[Collection entries]
- - -

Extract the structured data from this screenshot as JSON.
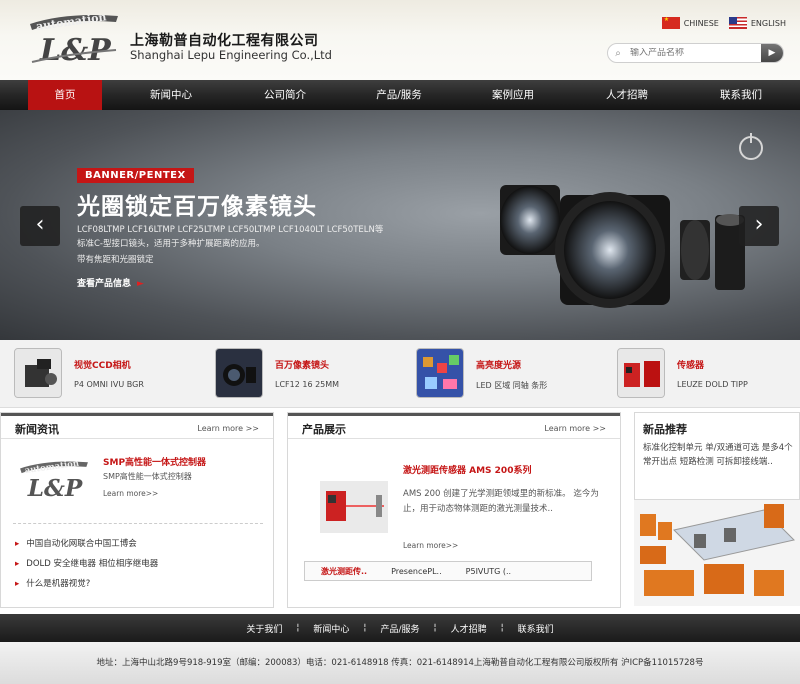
{
  "header": {
    "logo_text": "automation L&P",
    "company_cn": "上海勒普自动化工程有限公司",
    "company_en": "Shanghai Lepu Engineering Co.,Ltd",
    "lang": {
      "chinese": "CHINESE",
      "english": "ENGLISH"
    },
    "search": {
      "placeholder": "输入产品名称"
    }
  },
  "nav": {
    "items": [
      "首页",
      "新闻中心",
      "公司简介",
      "产品/服务",
      "案例应用",
      "人才招聘",
      "联系我们"
    ],
    "active_color": "#b81212"
  },
  "banner": {
    "brand": "BANNER/PENTEX",
    "title": "光圈锁定百万像素镜头",
    "models": "LCF08LTMP LCF16LTMP LCF25LTMP LCF50LTMP LCF1040LT LCF50TELN等",
    "desc1": "标准C-型接口镜头，适用于多种扩展距离的应用。",
    "desc2": "带有焦距和光圈锁定",
    "more": "查看产品信息"
  },
  "product_strip": [
    {
      "title": "视觉CCD相机",
      "desc": "P4 OMNI IVU BGR"
    },
    {
      "title": "百万像素镜头",
      "desc": "LCF12 16 25MM"
    },
    {
      "title": "高亮度光源",
      "desc": "LED 区域 同轴 条形"
    },
    {
      "title": "传感器",
      "desc": "LEUZE DOLD TIPP"
    }
  ],
  "news": {
    "title": "新闻资讯",
    "more": "Learn more >>",
    "featured_title": "SMP高性能一体式控制器",
    "featured_desc": "SMP高性能一体式控制器",
    "featured_more": "Learn more>>",
    "items": [
      "中国自动化网联合中国工博会",
      "DOLD 安全继电器 相位相序继电器",
      "什么是机器视觉?"
    ]
  },
  "products": {
    "title": "产品展示",
    "more": "Learn more >>",
    "featured_title": "激光测距传感器 AMS 200系列",
    "featured_desc": "AMS 200 创建了光学测距领域里的新标准。 迄今为止，用于动态物体测距的激光测量技术..",
    "featured_more": "Learn more>>",
    "marquee": [
      "激光测距传..",
      "PresencePL..",
      "P5IVUTG (.."
    ]
  },
  "recommend": {
    "title": "新品推荐",
    "desc": "标准化控制单元 单/双通道可选 是多4个常开出点 短路检测 可拆卸接线端.."
  },
  "footer": {
    "nav": [
      "关于我们",
      "新闻中心",
      "产品/服务",
      "人才招聘",
      "联系我们"
    ],
    "copyright": "地址：上海中山北路9号918-919室（邮编：200083）电话：021-6148918 传真：021-6148914上海勒普自动化工程有限公司版权所有 沪ICP备11015728号"
  },
  "colors": {
    "brand_red": "#c51616",
    "nav_dark": "#1e1e1e"
  }
}
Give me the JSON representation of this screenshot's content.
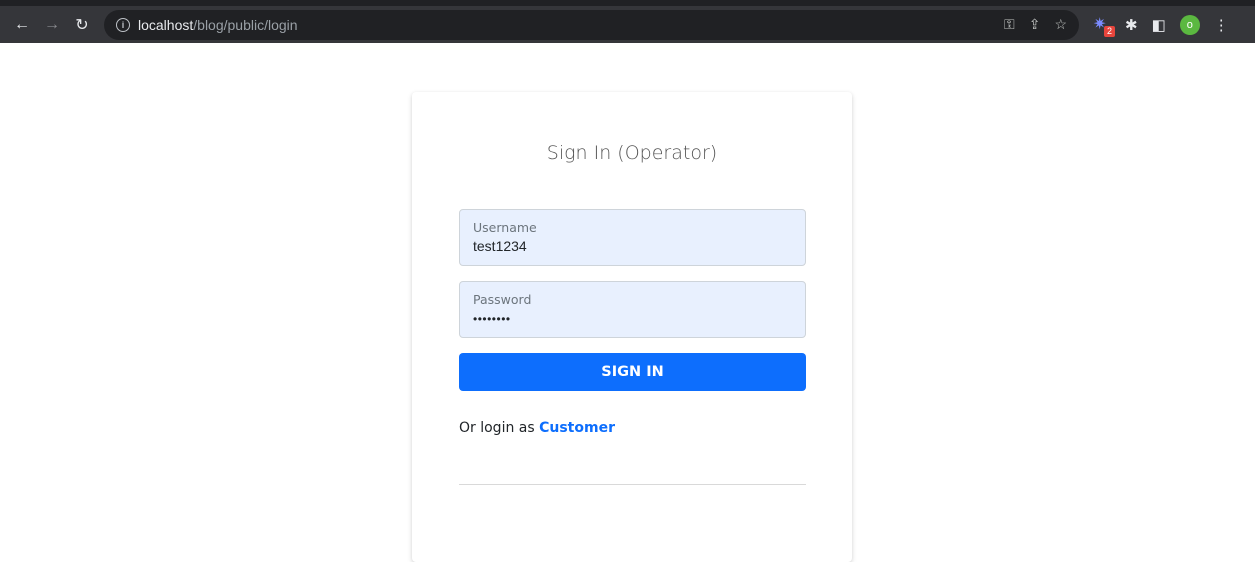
{
  "browser": {
    "url_host": "localhost",
    "url_path": "/blog/public/login",
    "extension_badge": "2",
    "profile_initial": "o"
  },
  "login": {
    "title": "Sign In (Operator)",
    "username_label": "Username",
    "username_value": "test1234",
    "password_label": "Password",
    "password_value": "••••••••",
    "submit_label": "SIGN IN",
    "alt_prefix": "Or login as",
    "alt_link": "Customer"
  },
  "colors": {
    "primary": "#0d6efd",
    "field_bg": "#e8f0fe"
  }
}
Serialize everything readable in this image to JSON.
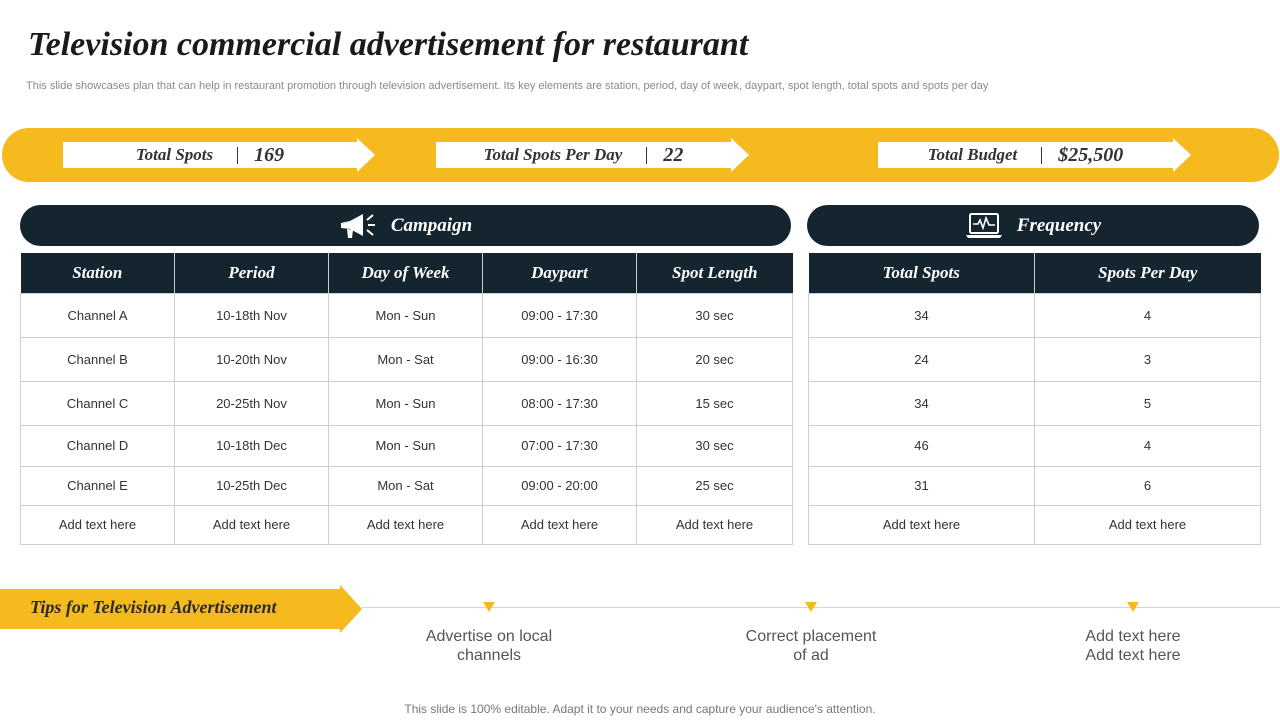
{
  "title": "Television commercial advertisement for restaurant",
  "subtitle": "This slide showcases plan that can help in restaurant promotion through television advertisement. Its key elements are station, period, day of week, daypart, spot length, total spots and spots per day",
  "summary": [
    {
      "label": "Total Spots",
      "value": "169"
    },
    {
      "label": "Total Spots Per Day",
      "value": "22"
    },
    {
      "label": "Total Budget",
      "value": "$25,500"
    }
  ],
  "campaign": {
    "heading": "Campaign",
    "icon": "megaphone-icon",
    "columns": [
      "Station",
      "Period",
      "Day of Week",
      "Daypart",
      "Spot Length"
    ],
    "rows": [
      [
        "Channel  A",
        "10-18th Nov",
        "Mon - Sun",
        "09:00 - 17:30",
        "30 sec"
      ],
      [
        "Channel  B",
        "10-20th Nov",
        "Mon - Sat",
        "09:00 - 16:30",
        "20 sec"
      ],
      [
        "Channel  C",
        "20-25th Nov",
        "Mon - Sun",
        "08:00 - 17:30",
        "15 sec"
      ],
      [
        "Channel  D",
        "10-18th Dec",
        "Mon - Sun",
        "07:00 - 17:30",
        "30 sec"
      ],
      [
        "Channel  E",
        "10-25th Dec",
        "Mon - Sat",
        "09:00 - 20:00",
        "25 sec"
      ],
      [
        "Add text here",
        "Add text here",
        "Add text here",
        "Add text here",
        "Add text here"
      ]
    ]
  },
  "frequency": {
    "heading": "Frequency",
    "icon": "laptop-pulse-icon",
    "columns": [
      "Total Spots",
      "Spots Per Day"
    ],
    "rows": [
      [
        "34",
        "4"
      ],
      [
        "24",
        "3"
      ],
      [
        "34",
        "5"
      ],
      [
        "46",
        "4"
      ],
      [
        "31",
        "6"
      ],
      [
        "Add text here",
        "Add text here"
      ]
    ]
  },
  "tips": {
    "heading": "Tips for Television Advertisement",
    "items": [
      {
        "line1": "Advertise on local",
        "line2": "channels"
      },
      {
        "line1": "Correct placement",
        "line2": "of ad"
      },
      {
        "line1": "Add text here",
        "line2": "Add text here"
      }
    ]
  },
  "footer": "This slide is 100% editable. Adapt it to your needs and capture your audience's attention.",
  "colors": {
    "accent": "#f4ba1e",
    "navy": "#14252f",
    "grid": "#c8ced3"
  }
}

- - -

▶ [BRIEF]: The word "DOLD" may appear on some lines of these records; state how many such lines there are, and nothing else.

▶ [SOLUTION FOR THIS PROBLEM]: 2